- **Task to complete**: Output the rows from the first one through the one containing "segment-digit: 8 [423, 300, 453, 356]", inclusive, as a JSON list of strings with one string per row, omitting any blank rows.

○ ○ ○ ○

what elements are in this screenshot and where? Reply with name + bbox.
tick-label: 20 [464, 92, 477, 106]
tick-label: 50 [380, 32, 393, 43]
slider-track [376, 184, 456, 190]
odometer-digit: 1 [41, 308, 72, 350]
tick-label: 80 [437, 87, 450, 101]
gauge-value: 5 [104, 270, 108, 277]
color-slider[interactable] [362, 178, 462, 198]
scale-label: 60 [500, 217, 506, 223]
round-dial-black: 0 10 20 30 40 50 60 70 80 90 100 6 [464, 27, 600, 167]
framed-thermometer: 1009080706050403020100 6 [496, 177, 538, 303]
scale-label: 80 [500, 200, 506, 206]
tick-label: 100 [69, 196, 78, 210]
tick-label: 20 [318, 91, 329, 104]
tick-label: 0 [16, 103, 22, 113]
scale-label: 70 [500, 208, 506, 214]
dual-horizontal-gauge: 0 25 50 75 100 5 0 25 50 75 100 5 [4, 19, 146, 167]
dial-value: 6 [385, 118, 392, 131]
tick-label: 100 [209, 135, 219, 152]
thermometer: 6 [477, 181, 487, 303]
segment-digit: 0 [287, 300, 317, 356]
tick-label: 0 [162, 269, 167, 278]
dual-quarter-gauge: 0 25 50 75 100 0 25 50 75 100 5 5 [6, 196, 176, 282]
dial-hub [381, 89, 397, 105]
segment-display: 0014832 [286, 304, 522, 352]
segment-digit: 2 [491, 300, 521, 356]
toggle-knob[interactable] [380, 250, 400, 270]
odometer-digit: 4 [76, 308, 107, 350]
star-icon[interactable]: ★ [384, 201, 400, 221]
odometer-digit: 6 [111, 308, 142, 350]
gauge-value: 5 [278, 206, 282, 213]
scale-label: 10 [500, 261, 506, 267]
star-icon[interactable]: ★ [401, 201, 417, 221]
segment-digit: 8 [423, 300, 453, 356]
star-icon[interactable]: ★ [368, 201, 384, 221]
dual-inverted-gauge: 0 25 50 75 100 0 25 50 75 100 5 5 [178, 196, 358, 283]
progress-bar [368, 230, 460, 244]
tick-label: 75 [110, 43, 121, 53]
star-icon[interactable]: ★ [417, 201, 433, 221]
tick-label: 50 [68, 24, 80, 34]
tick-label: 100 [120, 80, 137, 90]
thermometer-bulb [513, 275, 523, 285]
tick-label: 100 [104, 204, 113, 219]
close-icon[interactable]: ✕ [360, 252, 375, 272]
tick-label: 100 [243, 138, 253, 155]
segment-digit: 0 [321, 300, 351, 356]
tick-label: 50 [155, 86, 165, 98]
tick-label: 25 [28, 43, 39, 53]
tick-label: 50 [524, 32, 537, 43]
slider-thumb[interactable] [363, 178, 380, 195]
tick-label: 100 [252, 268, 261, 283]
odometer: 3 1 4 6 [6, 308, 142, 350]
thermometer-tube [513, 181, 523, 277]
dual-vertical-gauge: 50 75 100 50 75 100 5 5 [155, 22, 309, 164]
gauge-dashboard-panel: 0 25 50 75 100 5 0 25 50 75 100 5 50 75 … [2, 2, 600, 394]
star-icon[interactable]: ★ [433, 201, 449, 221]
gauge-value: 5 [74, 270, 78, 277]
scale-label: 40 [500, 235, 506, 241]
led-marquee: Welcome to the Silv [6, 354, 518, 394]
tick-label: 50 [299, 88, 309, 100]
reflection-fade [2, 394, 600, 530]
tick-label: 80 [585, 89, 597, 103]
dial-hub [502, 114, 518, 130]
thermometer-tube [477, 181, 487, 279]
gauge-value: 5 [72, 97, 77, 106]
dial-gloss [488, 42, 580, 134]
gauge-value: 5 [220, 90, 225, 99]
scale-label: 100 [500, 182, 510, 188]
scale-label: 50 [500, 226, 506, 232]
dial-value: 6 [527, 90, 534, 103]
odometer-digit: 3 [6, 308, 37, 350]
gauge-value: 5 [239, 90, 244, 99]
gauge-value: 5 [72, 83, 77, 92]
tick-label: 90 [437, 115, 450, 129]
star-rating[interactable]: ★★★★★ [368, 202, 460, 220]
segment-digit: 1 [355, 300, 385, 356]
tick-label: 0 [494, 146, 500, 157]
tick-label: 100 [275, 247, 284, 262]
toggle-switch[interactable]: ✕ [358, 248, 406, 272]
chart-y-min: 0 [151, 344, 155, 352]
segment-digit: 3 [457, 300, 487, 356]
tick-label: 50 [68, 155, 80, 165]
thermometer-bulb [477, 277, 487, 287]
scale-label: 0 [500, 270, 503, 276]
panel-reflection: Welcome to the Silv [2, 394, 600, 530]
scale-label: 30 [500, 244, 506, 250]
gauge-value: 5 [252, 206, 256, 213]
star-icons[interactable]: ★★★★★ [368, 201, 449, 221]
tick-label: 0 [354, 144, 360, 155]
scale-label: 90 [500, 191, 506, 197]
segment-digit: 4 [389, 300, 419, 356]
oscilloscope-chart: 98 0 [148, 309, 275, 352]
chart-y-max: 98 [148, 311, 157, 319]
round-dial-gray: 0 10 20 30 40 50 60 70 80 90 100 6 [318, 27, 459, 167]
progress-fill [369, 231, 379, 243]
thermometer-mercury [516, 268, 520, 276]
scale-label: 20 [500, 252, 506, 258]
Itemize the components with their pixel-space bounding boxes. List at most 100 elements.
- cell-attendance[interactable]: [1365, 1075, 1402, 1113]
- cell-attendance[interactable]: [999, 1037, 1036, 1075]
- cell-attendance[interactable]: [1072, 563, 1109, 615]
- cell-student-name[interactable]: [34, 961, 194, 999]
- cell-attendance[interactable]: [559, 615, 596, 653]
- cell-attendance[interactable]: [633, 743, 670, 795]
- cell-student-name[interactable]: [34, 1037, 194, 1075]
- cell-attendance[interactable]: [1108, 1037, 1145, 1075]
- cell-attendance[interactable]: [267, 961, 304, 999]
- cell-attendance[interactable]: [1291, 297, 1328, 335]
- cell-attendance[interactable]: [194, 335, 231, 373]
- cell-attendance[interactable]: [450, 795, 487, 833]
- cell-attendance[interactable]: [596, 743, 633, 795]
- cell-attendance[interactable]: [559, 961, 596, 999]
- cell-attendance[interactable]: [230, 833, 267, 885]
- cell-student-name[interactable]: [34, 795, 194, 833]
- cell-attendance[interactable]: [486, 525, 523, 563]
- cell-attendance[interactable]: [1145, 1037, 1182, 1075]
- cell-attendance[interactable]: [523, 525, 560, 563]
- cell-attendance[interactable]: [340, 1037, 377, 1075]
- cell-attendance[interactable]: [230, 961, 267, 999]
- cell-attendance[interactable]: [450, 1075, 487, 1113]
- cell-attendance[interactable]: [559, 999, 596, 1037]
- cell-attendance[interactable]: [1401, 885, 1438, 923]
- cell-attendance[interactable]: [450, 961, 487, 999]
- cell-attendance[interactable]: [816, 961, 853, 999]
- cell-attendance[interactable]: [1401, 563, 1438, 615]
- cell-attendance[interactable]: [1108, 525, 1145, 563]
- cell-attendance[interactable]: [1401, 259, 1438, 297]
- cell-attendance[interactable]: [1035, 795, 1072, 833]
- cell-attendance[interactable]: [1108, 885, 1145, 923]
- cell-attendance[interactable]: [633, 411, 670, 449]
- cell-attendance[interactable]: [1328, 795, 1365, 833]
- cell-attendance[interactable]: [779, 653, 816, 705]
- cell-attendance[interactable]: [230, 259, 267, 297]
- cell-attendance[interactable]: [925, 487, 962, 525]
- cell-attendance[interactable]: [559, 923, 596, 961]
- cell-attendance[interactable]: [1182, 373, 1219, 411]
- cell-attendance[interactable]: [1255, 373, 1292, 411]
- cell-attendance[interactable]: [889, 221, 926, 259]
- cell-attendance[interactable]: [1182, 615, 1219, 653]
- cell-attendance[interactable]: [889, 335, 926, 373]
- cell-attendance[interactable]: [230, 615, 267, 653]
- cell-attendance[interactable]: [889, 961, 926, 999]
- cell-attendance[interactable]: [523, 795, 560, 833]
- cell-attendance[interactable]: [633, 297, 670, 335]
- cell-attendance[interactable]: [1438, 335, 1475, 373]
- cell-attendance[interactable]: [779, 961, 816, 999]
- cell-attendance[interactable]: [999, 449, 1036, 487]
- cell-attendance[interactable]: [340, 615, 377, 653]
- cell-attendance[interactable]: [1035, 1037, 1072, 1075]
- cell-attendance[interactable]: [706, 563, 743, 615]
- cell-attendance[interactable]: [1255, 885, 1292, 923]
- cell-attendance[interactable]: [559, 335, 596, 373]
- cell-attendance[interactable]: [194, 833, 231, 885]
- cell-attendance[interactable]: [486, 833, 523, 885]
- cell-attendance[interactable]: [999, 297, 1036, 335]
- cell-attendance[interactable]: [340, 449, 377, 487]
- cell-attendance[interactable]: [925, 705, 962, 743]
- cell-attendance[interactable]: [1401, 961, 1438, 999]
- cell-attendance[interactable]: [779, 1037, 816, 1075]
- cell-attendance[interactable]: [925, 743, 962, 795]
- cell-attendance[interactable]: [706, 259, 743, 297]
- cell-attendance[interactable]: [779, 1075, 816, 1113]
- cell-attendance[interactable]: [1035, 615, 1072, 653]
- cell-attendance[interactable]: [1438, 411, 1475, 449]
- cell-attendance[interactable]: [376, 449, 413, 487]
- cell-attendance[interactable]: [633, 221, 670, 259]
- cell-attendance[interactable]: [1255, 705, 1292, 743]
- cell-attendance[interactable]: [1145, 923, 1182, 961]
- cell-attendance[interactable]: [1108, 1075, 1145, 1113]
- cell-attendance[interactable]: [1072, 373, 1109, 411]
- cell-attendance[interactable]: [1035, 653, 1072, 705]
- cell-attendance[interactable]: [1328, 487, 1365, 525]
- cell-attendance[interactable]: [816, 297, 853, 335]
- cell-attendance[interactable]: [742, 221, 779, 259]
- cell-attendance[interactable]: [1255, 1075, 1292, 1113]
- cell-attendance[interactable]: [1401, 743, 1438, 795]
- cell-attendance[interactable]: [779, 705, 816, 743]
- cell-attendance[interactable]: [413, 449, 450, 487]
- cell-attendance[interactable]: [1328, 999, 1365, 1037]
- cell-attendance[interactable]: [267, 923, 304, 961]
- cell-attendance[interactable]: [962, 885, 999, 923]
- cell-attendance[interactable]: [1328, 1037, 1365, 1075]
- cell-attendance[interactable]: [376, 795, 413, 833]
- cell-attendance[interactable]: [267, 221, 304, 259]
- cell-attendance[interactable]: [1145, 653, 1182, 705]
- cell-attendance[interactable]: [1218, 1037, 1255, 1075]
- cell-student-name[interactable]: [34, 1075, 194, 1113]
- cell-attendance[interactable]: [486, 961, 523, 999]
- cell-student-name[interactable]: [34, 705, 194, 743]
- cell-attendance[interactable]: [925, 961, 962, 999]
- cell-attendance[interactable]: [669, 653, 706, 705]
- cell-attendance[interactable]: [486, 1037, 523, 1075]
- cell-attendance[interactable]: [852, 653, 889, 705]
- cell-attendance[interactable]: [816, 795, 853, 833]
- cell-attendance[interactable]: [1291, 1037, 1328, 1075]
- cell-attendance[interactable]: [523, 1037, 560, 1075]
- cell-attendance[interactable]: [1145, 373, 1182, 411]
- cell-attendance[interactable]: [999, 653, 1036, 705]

○ ○ ○ ○

- **Exercise result**:
[
  "what elements are in this screenshot and where? Reply with name + bbox.",
  "tick-label: 20 [464, 92, 477, 106]",
  "tick-label: 50 [380, 32, 393, 43]",
  "slider-track [376, 184, 456, 190]",
  "odometer-digit: 1 [41, 308, 72, 350]",
  "tick-label: 80 [437, 87, 450, 101]",
  "gauge-value: 5 [104, 270, 108, 277]",
  "color-slider[interactable] [362, 178, 462, 198]",
  "scale-label: 60 [500, 217, 506, 223]",
  "round-dial-black: 0 10 20 30 40 50 60 70 80 90 100 6 [464, 27, 600, 167]",
  "framed-thermometer: 1009080706050403020100 6 [496, 177, 538, 303]",
  "scale-label: 80 [500, 200, 506, 206]",
  "tick-label: 100 [69, 196, 78, 210]",
  "tick-label: 20 [318, 91, 329, 104]",
  "tick-label: 0 [16, 103, 22, 113]",
  "scale-label: 70 [500, 208, 506, 214]",
  "dual-horizontal-gauge: 0 25 50 75 100 5 0 25 50 75 100 5 [4, 19, 146, 167]",
  "dial-value: 6 [385, 118, 392, 131]",
  "tick-label: 100 [209, 135, 219, 152]",
  "thermometer: 6 [477, 181, 487, 303]",
  "segment-digit: 0 [287, 300, 317, 356]",
  "tick-label: 0 [162, 269, 167, 278]",
  "dual-quarter-gauge: 0 25 50 75 100 0 25 50 75 100 5 5 [6, 196, 176, 282]",
  "dial-hub [381, 89, 397, 105]",
  "segment-display: 0014832 [286, 304, 522, 352]",
  "segment-digit: 2 [491, 300, 521, 356]",
  "toggle-knob[interactable] [380, 250, 400, 270]",
  "odometer-digit: 4 [76, 308, 107, 350]",
  "star-icon[interactable]: ★ [384, 201, 400, 221]",
  "odometer-digit: 6 [111, 308, 142, 350]",
  "gauge-value: 5 [278, 206, 282, 213]",
  "scale-label: 10 [500, 261, 506, 267]",
  "star-icon[interactable]: ★ [401, 201, 417, 221]",
  "segment-digit: 8 [423, 300, 453, 356]"
]